* begin *

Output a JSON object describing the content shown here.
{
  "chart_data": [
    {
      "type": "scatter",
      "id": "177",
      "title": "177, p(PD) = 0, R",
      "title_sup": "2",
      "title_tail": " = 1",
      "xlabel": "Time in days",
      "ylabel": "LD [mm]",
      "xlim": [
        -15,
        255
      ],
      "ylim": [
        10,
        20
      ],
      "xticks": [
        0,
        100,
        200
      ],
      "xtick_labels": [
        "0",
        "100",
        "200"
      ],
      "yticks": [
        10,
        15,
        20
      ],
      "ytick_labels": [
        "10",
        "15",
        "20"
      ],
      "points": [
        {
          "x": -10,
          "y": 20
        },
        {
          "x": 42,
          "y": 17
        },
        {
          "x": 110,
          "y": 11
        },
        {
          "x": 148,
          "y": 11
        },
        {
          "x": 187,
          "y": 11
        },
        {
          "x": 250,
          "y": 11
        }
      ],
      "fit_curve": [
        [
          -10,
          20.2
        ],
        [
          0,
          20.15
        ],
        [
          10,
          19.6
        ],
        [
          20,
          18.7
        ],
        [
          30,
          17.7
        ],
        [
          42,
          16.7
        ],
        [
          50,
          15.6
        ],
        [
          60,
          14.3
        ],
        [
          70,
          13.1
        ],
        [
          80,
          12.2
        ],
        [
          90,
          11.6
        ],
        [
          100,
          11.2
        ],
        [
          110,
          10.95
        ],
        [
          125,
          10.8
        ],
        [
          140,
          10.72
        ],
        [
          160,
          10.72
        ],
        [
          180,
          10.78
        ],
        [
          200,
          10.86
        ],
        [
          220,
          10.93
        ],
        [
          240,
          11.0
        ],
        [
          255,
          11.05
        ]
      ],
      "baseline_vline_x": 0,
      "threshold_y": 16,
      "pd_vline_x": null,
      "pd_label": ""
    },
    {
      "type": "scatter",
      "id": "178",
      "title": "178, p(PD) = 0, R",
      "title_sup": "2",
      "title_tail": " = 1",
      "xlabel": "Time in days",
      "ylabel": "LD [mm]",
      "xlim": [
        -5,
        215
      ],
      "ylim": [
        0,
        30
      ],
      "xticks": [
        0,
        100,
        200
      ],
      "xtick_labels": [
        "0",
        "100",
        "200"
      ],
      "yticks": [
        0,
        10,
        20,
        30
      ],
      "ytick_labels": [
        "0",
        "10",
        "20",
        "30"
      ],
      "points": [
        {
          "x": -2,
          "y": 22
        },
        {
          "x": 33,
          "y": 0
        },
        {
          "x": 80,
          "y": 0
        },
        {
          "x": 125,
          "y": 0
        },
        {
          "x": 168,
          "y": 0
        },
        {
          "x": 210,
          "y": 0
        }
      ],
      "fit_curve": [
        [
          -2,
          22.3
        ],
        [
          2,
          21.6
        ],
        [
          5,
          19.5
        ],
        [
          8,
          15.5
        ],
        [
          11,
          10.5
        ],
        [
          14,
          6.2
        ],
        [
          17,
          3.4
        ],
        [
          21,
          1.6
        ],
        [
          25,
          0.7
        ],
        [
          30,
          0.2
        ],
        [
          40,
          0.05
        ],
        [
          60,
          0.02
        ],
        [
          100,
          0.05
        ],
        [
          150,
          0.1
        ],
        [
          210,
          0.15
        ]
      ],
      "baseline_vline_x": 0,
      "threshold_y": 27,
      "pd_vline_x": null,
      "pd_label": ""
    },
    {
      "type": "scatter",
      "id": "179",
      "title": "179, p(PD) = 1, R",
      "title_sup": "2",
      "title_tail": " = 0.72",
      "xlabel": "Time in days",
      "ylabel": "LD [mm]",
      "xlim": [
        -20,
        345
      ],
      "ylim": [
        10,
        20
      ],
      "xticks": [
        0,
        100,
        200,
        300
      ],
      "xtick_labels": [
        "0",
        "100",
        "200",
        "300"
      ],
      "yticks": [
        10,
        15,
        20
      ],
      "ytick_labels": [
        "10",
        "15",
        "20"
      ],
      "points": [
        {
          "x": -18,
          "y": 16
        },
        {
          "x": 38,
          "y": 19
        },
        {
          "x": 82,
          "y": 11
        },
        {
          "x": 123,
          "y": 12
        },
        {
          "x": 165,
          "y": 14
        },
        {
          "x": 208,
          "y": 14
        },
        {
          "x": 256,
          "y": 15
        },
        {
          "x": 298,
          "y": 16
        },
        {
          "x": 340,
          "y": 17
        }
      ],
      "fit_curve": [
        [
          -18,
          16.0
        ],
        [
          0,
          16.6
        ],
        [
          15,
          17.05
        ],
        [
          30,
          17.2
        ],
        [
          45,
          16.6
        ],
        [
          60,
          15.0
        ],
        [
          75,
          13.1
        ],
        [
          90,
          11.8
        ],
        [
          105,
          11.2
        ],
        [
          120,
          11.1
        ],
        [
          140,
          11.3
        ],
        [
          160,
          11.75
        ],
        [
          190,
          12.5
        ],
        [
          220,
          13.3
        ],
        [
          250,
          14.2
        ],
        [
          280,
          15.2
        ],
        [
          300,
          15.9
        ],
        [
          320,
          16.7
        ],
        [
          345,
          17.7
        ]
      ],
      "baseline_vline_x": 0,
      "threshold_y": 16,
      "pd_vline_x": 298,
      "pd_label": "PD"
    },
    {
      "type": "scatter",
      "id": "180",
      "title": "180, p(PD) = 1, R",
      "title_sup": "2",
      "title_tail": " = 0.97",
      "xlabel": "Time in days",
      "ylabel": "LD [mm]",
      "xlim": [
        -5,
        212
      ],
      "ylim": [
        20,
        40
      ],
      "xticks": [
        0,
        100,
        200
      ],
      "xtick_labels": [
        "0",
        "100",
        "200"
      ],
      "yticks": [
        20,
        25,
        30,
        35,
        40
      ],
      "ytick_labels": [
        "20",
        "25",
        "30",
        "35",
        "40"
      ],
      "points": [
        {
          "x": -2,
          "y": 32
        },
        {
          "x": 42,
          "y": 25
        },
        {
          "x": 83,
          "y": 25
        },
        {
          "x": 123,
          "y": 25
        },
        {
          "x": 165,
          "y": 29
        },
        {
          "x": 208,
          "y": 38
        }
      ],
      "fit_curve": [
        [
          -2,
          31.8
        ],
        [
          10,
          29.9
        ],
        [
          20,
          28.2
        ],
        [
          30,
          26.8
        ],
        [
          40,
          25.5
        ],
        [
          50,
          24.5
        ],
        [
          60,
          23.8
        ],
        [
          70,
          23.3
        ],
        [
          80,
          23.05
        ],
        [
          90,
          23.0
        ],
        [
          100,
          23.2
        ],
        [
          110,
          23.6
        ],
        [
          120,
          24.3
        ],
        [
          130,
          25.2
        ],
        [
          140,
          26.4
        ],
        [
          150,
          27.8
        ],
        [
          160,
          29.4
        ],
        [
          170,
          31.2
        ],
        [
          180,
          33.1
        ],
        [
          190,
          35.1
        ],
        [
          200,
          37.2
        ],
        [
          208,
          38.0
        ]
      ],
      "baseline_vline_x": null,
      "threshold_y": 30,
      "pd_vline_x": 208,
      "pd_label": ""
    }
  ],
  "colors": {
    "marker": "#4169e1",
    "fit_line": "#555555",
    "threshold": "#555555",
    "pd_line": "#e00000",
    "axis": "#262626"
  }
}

* end *

_WRITTEN EXERCISE_.
Restate all of the entries above precisely.

_RESPONSE TO THE TASK_.
Output a JSON object describing the content shown here.
{
  "chart_data": [
    {
      "type": "scatter",
      "id": "177",
      "title": "177, p(PD) = 0, R",
      "title_sup": "2",
      "title_tail": " = 1",
      "xlabel": "Time in days",
      "ylabel": "LD [mm]",
      "xlim": [
        -15,
        255
      ],
      "ylim": [
        10,
        20
      ],
      "xticks": [
        0,
        100,
        200
      ],
      "xtick_labels": [
        "0",
        "100",
        "200"
      ],
      "yticks": [
        10,
        15,
        20
      ],
      "ytick_labels": [
        "10",
        "15",
        "20"
      ],
      "points": [
        {
          "x": -10,
          "y": 20
        },
        {
          "x": 42,
          "y": 17
        },
        {
          "x": 110,
          "y": 11
        },
        {
          "x": 148,
          "y": 11
        },
        {
          "x": 187,
          "y": 11
        },
        {
          "x": 250,
          "y": 11
        }
      ],
      "fit_curve": [
        [
          -10,
          20.2
        ],
        [
          0,
          20.15
        ],
        [
          10,
          19.6
        ],
        [
          20,
          18.7
        ],
        [
          30,
          17.7
        ],
        [
          42,
          16.7
        ],
        [
          50,
          15.6
        ],
        [
          60,
          14.3
        ],
        [
          70,
          13.1
        ],
        [
          80,
          12.2
        ],
        [
          90,
          11.6
        ],
        [
          100,
          11.2
        ],
        [
          110,
          10.95
        ],
        [
          125,
          10.8
        ],
        [
          140,
          10.72
        ],
        [
          160,
          10.72
        ],
        [
          180,
          10.78
        ],
        [
          200,
          10.86
        ],
        [
          220,
          10.93
        ],
        [
          240,
          11.0
        ],
        [
          255,
          11.05
        ]
      ],
      "baseline_vline_x": 0,
      "threshold_y": 16,
      "pd_vline_x": null,
      "pd_label": ""
    },
    {
      "type": "scatter",
      "id": "178",
      "title": "178, p(PD) = 0, R",
      "title_sup": "2",
      "title_tail": " = 1",
      "xlabel": "Time in days",
      "ylabel": "LD [mm]",
      "xlim": [
        -5,
        215
      ],
      "ylim": [
        0,
        30
      ],
      "xticks": [
        0,
        100,
        200
      ],
      "xtick_labels": [
        "0",
        "100",
        "200"
      ],
      "yticks": [
        0,
        10,
        20,
        30
      ],
      "ytick_labels": [
        "0",
        "10",
        "20",
        "30"
      ],
      "points": [
        {
          "x": -2,
          "y": 22
        },
        {
          "x": 33,
          "y": 0
        },
        {
          "x": 80,
          "y": 0
        },
        {
          "x": 125,
          "y": 0
        },
        {
          "x": 168,
          "y": 0
        },
        {
          "x": 210,
          "y": 0
        }
      ],
      "fit_curve": [
        [
          -2,
          22.3
        ],
        [
          2,
          21.6
        ],
        [
          5,
          19.5
        ],
        [
          8,
          15.5
        ],
        [
          11,
          10.5
        ],
        [
          14,
          6.2
        ],
        [
          17,
          3.4
        ],
        [
          21,
          1.6
        ],
        [
          25,
          0.7
        ],
        [
          30,
          0.2
        ],
        [
          40,
          0.05
        ],
        [
          60,
          0.02
        ],
        [
          100,
          0.05
        ],
        [
          150,
          0.1
        ],
        [
          210,
          0.15
        ]
      ],
      "baseline_vline_x": 0,
      "threshold_y": 27,
      "pd_vline_x": null,
      "pd_label": ""
    },
    {
      "type": "scatter",
      "id": "179",
      "title": "179, p(PD) = 1, R",
      "title_sup": "2",
      "title_tail": " = 0.72",
      "xlabel": "Time in days",
      "ylabel": "LD [mm]",
      "xlim": [
        -20,
        345
      ],
      "ylim": [
        10,
        20
      ],
      "xticks": [
        0,
        100,
        200,
        300
      ],
      "xtick_labels": [
        "0",
        "100",
        "200",
        "300"
      ],
      "yticks": [
        10,
        15,
        20
      ],
      "ytick_labels": [
        "10",
        "15",
        "20"
      ],
      "points": [
        {
          "x": -18,
          "y": 16
        },
        {
          "x": 38,
          "y": 19
        },
        {
          "x": 82,
          "y": 11
        },
        {
          "x": 123,
          "y": 12
        },
        {
          "x": 165,
          "y": 14
        },
        {
          "x": 208,
          "y": 14
        },
        {
          "x": 256,
          "y": 15
        },
        {
          "x": 298,
          "y": 16
        },
        {
          "x": 340,
          "y": 17
        }
      ],
      "fit_curve": [
        [
          -18,
          16.0
        ],
        [
          0,
          16.6
        ],
        [
          15,
          17.05
        ],
        [
          30,
          17.2
        ],
        [
          45,
          16.6
        ],
        [
          60,
          15.0
        ],
        [
          75,
          13.1
        ],
        [
          90,
          11.8
        ],
        [
          105,
          11.2
        ],
        [
          120,
          11.1
        ],
        [
          140,
          11.3
        ],
        [
          160,
          11.75
        ],
        [
          190,
          12.5
        ],
        [
          220,
          13.3
        ],
        [
          250,
          14.2
        ],
        [
          280,
          15.2
        ],
        [
          300,
          15.9
        ],
        [
          320,
          16.7
        ],
        [
          345,
          17.7
        ]
      ],
      "baseline_vline_x": 0,
      "threshold_y": 16,
      "pd_vline_x": 298,
      "pd_label": "PD"
    },
    {
      "type": "scatter",
      "id": "180",
      "title": "180, p(PD) = 1, R",
      "title_sup": "2",
      "title_tail": " = 0.97",
      "xlabel": "Time in days",
      "ylabel": "LD [mm]",
      "xlim": [
        -5,
        212
      ],
      "ylim": [
        20,
        40
      ],
      "xticks": [
        0,
        100,
        200
      ],
      "xtick_labels": [
        "0",
        "100",
        "200"
      ],
      "yticks": [
        20,
        25,
        30,
        35,
        40
      ],
      "ytick_labels": [
        "20",
        "25",
        "30",
        "35",
        "40"
      ],
      "points": [
        {
          "x": -2,
          "y": 32
        },
        {
          "x": 42,
          "y": 25
        },
        {
          "x": 83,
          "y": 25
        },
        {
          "x": 123,
          "y": 25
        },
        {
          "x": 165,
          "y": 29
        },
        {
          "x": 208,
          "y": 38
        }
      ],
      "fit_curve": [
        [
          -2,
          31.8
        ],
        [
          10,
          29.9
        ],
        [
          20,
          28.2
        ],
        [
          30,
          26.8
        ],
        [
          40,
          25.5
        ],
        [
          50,
          24.5
        ],
        [
          60,
          23.8
        ],
        [
          70,
          23.3
        ],
        [
          80,
          23.05
        ],
        [
          90,
          23.0
        ],
        [
          100,
          23.2
        ],
        [
          110,
          23.6
        ],
        [
          120,
          24.3
        ],
        [
          130,
          25.2
        ],
        [
          140,
          26.4
        ],
        [
          150,
          27.8
        ],
        [
          160,
          29.4
        ],
        [
          170,
          31.2
        ],
        [
          180,
          33.1
        ],
        [
          190,
          35.1
        ],
        [
          200,
          37.2
        ],
        [
          208,
          38.0
        ]
      ],
      "baseline_vline_x": null,
      "threshold_y": 30,
      "pd_vline_x": 208,
      "pd_label": ""
    }
  ],
  "colors": {
    "marker": "#4169e1",
    "fit_line": "#555555",
    "threshold": "#555555",
    "pd_line": "#e00000",
    "axis": "#262626"
  }
}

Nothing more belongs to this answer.